Extract to read
=== Section Start ===

Linking Meetings to ResolutionCollections

Meetings and ResolutionCollections are separate documents joined by URN:

  • Meeting.resolution_refs: [urn:…​]

  • ResolutionCollection.metadata.meeting_urn: urn:…​

The join is by URN because the two have different lifetimes — agendas exist weeks before a meeting, resolutions only after adoption.

Lookup accessors (parallel to the Resolution side)

meeting = Edoxen::Meeting.from_yaml(File.read('meeting.yaml'))

meeting.in_language("fra")                  # => MeetingLocalization or nil
meeting.in_language("deu", fallback: true)  # falls back to first
meeting.primary_localization                # English-or-first
meeting.find_agenda_item("5.2")             # AgendaItem by label

collection = Edoxen::MeetingCollection.from_yaml(...)
collection.find_by_urn("urn:oiml:ciml:meeting:ciml-56")
collection.find_by_identifier(prefix: "CIML", number: "56")

Architecture

  • lib/edoxen.rb is the single entry-point. It configures Lutaml::Model::Config and autoload`s every model class and service. No `require_relative in library code — cross-references resolve through Ruby autoload.

  • Each model lives in its own file under lib/edoxen/. Models declare attribute only — lutaml-model auto-emits an identity map (wire name = snake_case attribute name) when no explicit key_value block is present. Add a key_value do; map "wire", to: :attr; end block only when the wire name differs from the attribute name.

=== Section End ===

Extracted material

=== Section Start ===

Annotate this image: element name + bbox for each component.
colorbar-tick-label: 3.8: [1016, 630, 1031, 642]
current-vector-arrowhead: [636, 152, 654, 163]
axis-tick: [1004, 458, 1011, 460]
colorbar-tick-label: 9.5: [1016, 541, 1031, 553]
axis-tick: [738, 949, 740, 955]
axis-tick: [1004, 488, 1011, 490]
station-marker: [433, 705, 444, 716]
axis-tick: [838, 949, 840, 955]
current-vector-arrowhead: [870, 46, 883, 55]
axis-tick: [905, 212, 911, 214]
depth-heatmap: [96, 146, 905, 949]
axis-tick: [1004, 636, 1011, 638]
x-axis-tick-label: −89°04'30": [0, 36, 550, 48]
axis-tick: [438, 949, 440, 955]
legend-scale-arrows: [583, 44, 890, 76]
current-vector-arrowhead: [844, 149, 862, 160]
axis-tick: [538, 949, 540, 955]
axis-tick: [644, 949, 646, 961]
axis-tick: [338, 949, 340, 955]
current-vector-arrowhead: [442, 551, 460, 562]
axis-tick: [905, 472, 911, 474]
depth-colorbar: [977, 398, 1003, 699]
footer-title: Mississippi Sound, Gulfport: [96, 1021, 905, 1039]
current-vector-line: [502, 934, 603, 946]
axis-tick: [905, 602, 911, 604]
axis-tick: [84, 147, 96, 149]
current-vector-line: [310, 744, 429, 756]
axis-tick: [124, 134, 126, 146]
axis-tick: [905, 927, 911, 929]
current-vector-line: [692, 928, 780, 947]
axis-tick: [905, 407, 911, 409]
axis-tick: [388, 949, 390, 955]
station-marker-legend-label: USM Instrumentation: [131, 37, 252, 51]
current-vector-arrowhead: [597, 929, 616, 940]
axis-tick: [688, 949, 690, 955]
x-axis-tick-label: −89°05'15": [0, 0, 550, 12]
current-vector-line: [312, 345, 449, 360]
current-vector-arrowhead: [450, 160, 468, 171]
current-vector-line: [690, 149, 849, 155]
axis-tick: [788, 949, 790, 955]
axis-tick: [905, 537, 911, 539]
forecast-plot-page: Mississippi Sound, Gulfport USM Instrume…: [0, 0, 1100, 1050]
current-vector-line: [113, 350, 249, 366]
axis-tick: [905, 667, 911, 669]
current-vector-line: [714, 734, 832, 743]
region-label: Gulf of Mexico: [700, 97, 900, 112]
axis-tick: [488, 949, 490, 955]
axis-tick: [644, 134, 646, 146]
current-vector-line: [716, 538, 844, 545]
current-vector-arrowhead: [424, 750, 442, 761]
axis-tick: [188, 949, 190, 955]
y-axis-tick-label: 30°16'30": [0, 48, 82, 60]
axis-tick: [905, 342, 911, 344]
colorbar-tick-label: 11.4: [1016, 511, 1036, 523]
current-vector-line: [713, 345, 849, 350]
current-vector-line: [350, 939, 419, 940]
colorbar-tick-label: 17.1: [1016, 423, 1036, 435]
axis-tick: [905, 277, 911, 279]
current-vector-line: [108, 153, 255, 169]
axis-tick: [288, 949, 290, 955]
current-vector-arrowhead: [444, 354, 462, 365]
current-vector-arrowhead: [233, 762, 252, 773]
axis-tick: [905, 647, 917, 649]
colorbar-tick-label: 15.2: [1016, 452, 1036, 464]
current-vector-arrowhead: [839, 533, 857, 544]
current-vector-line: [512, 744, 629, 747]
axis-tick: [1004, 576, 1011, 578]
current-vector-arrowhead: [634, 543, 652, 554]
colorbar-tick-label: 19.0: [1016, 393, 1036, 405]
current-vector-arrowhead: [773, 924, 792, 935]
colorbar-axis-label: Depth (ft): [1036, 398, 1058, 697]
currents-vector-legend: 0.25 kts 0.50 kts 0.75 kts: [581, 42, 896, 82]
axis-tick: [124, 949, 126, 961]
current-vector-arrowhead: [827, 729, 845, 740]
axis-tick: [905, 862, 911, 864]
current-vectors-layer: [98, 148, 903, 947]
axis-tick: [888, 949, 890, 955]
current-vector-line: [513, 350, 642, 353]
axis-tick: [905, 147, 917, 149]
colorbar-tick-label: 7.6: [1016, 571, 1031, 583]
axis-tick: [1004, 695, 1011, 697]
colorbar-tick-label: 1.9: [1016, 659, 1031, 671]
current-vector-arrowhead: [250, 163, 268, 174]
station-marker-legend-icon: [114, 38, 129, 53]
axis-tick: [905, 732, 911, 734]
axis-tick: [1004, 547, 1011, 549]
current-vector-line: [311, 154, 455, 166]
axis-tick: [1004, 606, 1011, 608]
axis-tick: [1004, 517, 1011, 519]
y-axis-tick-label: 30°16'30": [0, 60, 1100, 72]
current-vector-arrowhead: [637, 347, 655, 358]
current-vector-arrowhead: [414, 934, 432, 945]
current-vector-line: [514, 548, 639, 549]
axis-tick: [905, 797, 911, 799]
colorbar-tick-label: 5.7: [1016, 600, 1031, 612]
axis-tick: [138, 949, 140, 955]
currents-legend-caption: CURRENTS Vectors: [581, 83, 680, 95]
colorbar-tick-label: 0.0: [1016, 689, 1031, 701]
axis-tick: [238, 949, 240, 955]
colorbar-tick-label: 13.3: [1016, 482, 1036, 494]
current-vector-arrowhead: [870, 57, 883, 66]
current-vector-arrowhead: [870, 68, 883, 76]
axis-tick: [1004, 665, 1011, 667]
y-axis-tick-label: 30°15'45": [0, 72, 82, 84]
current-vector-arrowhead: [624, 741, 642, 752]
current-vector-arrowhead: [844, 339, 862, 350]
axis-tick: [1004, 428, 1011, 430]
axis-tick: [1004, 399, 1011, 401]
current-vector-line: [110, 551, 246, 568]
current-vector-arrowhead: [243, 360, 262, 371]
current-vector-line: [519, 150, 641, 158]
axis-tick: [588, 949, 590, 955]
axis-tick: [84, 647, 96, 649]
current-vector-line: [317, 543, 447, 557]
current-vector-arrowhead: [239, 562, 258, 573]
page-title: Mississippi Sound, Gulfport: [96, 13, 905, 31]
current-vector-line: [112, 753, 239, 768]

=== Section End ===

Problem
Continue the Edoxen library documentation on meetings and resolution collections from its last sentence.

Answer below
  • lib/edoxen/enums.rb is the single source of truth for every enum value used by the gem. Both the Ruby model (attribute :type, :string, values: Enums::ACTION_TYPE) and the schemas reference the same constants.

  • lib/edoxen/error.rb defines the unified Edoxen::ValidationError — produced by both SchemaValidator (with source: :schema or :syntax) and by model parse rescues in the CLI (with source: :model). Carries file, line, column, pointer, message_text, and source.

  • lib/edoxen/schema_validator.rb is intentionally small: two validate methods, a LineMap module for line-accurate error reporting (longest-prefix match — no path-shape hardcoding), and date coercion so json_schemer can validate format: date against YAML-loaded Date instances.

  • lib/edoxen/cli.rb exposes four Thor commands (validate, normalize, validate-meetings, normalize-meetings) that delegate their shared scaffolding (expand/sort/empty/header/loop/tally/summary/exit) to the deep Edoxen::Cli::Batch module.

Schema ↔ Ruby invariants

Two pairs of runtime specs guard each side of the schema ↔ Ruby boundary:

  • Resolution side: schema_enum_sync_spec.rb
    schema_model_sync_spec.rb against schema/edoxen.yaml.

  • Meeting side: schema_meeting_enum_sync_spec.rb
    schema_meeting_model_sync_spec.rb against schema/meeting.yaml.

Drift fails CI immediately, not at fixture-validation time.

Contributing

Follow the rules in CLAUDE.md:

  • All public methods have specs.

  • Specs use real model instances — never double().

  • Serialization goes through lutaml-model only — no hand-rolled to_h, from_h, to_yaml, or to_json on a model class. Declare attribute; the wire map is auto-emitted.

  • Schema and Ruby must agree on enum values and on property shape. Both schema_enum_sync_spec and schema_model_sync_spec catch drift at CI time.

  • Library code uses autoload (declared in lib/edoxen.rb), never require_relative. No send to private methods, no instance_variable_set/get, no respond_to? for type checks.

  • All changes go through PRs. Never commit to main, never push tags, never add AI attribution to commits.